→ **GIVEN RECORDS**:
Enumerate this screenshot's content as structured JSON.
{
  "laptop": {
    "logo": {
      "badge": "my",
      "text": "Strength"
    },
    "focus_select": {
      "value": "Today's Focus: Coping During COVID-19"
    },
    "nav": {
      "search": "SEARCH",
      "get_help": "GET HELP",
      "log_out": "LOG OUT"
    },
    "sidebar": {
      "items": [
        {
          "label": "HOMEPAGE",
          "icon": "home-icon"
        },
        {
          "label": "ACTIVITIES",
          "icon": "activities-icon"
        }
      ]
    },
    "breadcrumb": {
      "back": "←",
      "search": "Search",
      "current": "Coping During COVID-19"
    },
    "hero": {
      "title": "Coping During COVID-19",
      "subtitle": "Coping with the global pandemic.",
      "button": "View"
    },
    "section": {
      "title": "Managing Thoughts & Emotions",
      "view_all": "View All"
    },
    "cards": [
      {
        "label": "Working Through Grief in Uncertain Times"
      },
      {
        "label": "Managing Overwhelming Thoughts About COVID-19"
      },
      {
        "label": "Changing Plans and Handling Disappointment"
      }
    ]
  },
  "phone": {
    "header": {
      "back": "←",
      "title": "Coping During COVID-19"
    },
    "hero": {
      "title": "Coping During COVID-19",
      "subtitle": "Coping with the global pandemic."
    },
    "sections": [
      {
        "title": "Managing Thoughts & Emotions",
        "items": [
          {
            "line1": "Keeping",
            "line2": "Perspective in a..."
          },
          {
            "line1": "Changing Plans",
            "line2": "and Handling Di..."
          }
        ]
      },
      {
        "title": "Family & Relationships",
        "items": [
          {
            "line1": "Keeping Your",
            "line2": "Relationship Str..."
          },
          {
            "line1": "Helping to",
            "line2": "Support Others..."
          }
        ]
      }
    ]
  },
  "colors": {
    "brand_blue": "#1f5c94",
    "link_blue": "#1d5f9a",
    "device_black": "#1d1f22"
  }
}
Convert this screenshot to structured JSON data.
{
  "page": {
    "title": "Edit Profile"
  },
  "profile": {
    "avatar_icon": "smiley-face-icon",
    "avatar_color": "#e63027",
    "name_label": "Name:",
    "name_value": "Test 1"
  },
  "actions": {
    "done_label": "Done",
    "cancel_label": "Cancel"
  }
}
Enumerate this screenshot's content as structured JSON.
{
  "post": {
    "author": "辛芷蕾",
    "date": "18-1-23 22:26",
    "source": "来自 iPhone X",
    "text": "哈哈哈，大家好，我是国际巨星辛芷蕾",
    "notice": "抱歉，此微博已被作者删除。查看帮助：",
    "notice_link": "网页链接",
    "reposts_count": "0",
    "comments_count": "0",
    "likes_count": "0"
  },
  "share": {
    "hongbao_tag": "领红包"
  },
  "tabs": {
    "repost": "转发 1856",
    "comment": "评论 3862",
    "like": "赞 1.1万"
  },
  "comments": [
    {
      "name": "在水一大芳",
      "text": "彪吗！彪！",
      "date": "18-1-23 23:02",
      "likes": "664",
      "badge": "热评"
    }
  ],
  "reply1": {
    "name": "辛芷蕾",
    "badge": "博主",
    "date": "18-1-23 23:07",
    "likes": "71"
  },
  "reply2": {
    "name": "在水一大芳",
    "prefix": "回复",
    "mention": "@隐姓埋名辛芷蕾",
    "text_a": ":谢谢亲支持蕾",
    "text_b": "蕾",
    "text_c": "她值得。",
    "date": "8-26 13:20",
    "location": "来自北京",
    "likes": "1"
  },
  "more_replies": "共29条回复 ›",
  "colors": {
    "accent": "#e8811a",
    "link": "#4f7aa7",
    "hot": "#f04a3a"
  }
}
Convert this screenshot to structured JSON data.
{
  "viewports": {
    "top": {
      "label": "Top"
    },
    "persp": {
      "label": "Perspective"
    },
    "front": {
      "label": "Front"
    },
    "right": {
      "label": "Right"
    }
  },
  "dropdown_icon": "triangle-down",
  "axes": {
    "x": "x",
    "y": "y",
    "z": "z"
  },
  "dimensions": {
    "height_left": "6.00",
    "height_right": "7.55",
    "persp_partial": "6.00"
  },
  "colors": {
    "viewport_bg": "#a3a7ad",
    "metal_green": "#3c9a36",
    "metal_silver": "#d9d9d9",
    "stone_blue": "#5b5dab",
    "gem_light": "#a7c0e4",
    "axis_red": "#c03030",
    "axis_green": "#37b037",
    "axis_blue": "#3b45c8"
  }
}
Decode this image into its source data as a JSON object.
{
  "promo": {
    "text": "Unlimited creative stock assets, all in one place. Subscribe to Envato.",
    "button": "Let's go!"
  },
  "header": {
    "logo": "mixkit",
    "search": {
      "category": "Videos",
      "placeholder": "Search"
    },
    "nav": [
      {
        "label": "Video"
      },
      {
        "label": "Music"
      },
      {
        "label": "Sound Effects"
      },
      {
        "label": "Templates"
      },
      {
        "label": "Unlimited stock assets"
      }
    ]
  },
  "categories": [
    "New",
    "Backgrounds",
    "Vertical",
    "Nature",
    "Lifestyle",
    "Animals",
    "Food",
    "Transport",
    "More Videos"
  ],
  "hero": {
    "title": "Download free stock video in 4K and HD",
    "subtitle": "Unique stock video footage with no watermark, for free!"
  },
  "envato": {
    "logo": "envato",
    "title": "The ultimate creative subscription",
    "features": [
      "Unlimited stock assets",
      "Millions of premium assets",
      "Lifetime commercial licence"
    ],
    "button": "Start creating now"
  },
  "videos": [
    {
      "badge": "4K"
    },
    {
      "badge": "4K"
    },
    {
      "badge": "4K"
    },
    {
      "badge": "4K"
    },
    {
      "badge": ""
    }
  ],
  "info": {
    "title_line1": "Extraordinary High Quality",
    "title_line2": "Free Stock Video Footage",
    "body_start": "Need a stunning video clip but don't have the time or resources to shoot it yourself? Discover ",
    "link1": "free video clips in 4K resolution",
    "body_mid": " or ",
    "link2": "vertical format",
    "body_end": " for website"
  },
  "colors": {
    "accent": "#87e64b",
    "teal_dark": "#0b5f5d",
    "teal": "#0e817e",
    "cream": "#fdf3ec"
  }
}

→ **WHAT THE EXERCISE ASKS**: Return the material in full, exactly as shown.

→ **EXERCISE RESPONSE**:
Enumerate this screenshot's content as structured JSON.
{
  "laptop": {
    "logo": {
      "badge": "my",
      "text": "Strength"
    },
    "focus_select": {
      "value": "Today's Focus: Coping During COVID-19"
    },
    "nav": {
      "search": "SEARCH",
      "get_help": "GET HELP",
      "log_out": "LOG OUT"
    },
    "sidebar": {
      "items": [
        {
          "label": "HOMEPAGE",
          "icon": "home-icon"
        },
        {
          "label": "ACTIVITIES",
          "icon": "activities-icon"
        }
      ]
    },
    "breadcrumb": {
      "back": "←",
      "search": "Search",
      "current": "Coping During COVID-19"
    },
    "hero": {
      "title": "Coping During COVID-19",
      "subtitle": "Coping with the global pandemic.",
      "button": "View"
    },
    "section": {
      "title": "Managing Thoughts & Emotions",
      "view_all": "View All"
    },
    "cards": [
      {
        "label": "Working Through Grief in Uncertain Times"
      },
      {
        "label": "Managing Overwhelming Thoughts About COVID-19"
      },
      {
        "label": "Changing Plans and Handling Disappointment"
      }
    ]
  },
  "phone": {
    "header": {
      "back": "←",
      "title": "Coping During COVID-19"
    },
    "hero": {
      "title": "Coping During COVID-19",
      "subtitle": "Coping with the global pandemic."
    },
    "sections": [
      {
        "title": "Managing Thoughts & Emotions",
        "items": [
          {
            "line1": "Keeping",
            "line2": "Perspective in a..."
          },
          {
            "line1": "Changing Plans",
            "line2": "and Handling Di..."
          }
        ]
      },
      {
        "title": "Family & Relationships",
        "items": [
          {
            "line1": "Keeping Your",
            "line2": "Relationship Str..."
          },
          {
            "line1": "Helping to",
            "line2": "Support Others..."
          }
        ]
      }
    ]
  },
  "colors": {
    "brand_blue": "#1f5c94",
    "link_blue": "#1d5f9a",
    "device_black": "#1d1f22"
  }
}
Convert this screenshot to structured JSON data.
{
  "page": {
    "title": "Edit Profile"
  },
  "profile": {
    "avatar_icon": "smiley-face-icon",
    "avatar_color": "#e63027",
    "name_label": "Name:",
    "name_value": "Test 1"
  },
  "actions": {
    "done_label": "Done",
    "cancel_label": "Cancel"
  }
}
Enumerate this screenshot's content as structured JSON.
{
  "post": {
    "author": "辛芷蕾",
    "date": "18-1-23 22:26",
    "source": "来自 iPhone X",
    "text": "哈哈哈，大家好，我是国际巨星辛芷蕾",
    "notice": "抱歉，此微博已被作者删除。查看帮助：",
    "notice_link": "网页链接",
    "reposts_count": "0",
    "comments_count": "0",
    "likes_count": "0"
  },
  "share": {
    "hongbao_tag": "领红包"
  },
  "tabs": {
    "repost": "转发 1856",
    "comment": "评论 3862",
    "like": "赞 1.1万"
  },
  "comments": [
    {
      "name": "在水一大芳",
      "text": "彪吗！彪！",
      "date": "18-1-23 23:02",
      "likes": "664",
      "badge": "热评"
    }
  ],
  "reply1": {
    "name": "辛芷蕾",
    "badge": "博主",
    "date": "18-1-23 23:07",
    "likes": "71"
  },
  "reply2": {
    "name": "在水一大芳",
    "prefix": "回复",
    "mention": "@隐姓埋名辛芷蕾",
    "text_a": ":谢谢亲支持蕾",
    "text_b": "蕾",
    "text_c": "她值得。",
    "date": "8-26 13:20",
    "location": "来自北京",
    "likes": "1"
  },
  "more_replies": "共29条回复 ›",
  "colors": {
    "accent": "#e8811a",
    "link": "#4f7aa7",
    "hot": "#f04a3a"
  }
}
Convert this screenshot to structured JSON data.
{
  "viewports": {
    "top": {
      "label": "Top"
    },
    "persp": {
      "label": "Perspective"
    },
    "front": {
      "label": "Front"
    },
    "right": {
      "label": "Right"
    }
  },
  "dropdown_icon": "triangle-down",
  "axes": {
    "x": "x",
    "y": "y",
    "z": "z"
  },
  "dimensions": {
    "height_left": "6.00",
    "height_right": "7.55",
    "persp_partial": "6.00"
  },
  "colors": {
    "viewport_bg": "#a3a7ad",
    "metal_green": "#3c9a36",
    "metal_silver": "#d9d9d9",
    "stone_blue": "#5b5dab",
    "gem_light": "#a7c0e4",
    "axis_red": "#c03030",
    "axis_green": "#37b037",
    "axis_blue": "#3b45c8"
  }
}
Decode this image into its source data as a JSON object.
{
  "promo": {
    "text": "Unlimited creative stock assets, all in one place. Subscribe to Envato.",
    "button": "Let's go!"
  },
  "header": {
    "logo": "mixkit",
    "search": {
      "category": "Videos",
      "placeholder": "Search"
    },
    "nav": [
      {
        "label": "Video"
      },
      {
        "label": "Music"
      },
      {
        "label": "Sound Effects"
      },
      {
        "label": "Templates"
      },
      {
        "label": "Unlimited stock assets"
      }
    ]
  },
  "categories": [
    "New",
    "Backgrounds",
    "Vertical",
    "Nature",
    "Lifestyle",
    "Animals",
    "Food",
    "Transport",
    "More Videos"
  ],
  "hero": {
    "title": "Download free stock video in 4K and HD",
    "subtitle": "Unique stock video footage with no watermark, for free!"
  },
  "envato": {
    "logo": "envato",
    "title": "The ultimate creative subscription",
    "features": [
      "Unlimited stock assets",
      "Millions of premium assets",
      "Lifetime commercial licence"
    ],
    "button": "Start creating now"
  },
  "videos": [
    {
      "badge": "4K"
    },
    {
      "badge": "4K"
    },
    {
      "badge": "4K"
    },
    {
      "badge": "4K"
    },
    {
      "badge": ""
    }
  ],
  "info": {
    "title_line1": "Extraordinary High Quality",
    "title_line2": "Free Stock Video Footage",
    "body_start": "Need a stunning video clip but don't have the time or resources to shoot it yourself? Discover ",
    "link1": "free video clips in 4K resolution",
    "body_mid": " or ",
    "link2": "vertical format",
    "body_end": " for website"
  },
  "colors": {
    "accent": "#87e64b",
    "teal_dark": "#0b5f5d",
    "teal": "#0e817e",
    "cream": "#fdf3ec"
  }
}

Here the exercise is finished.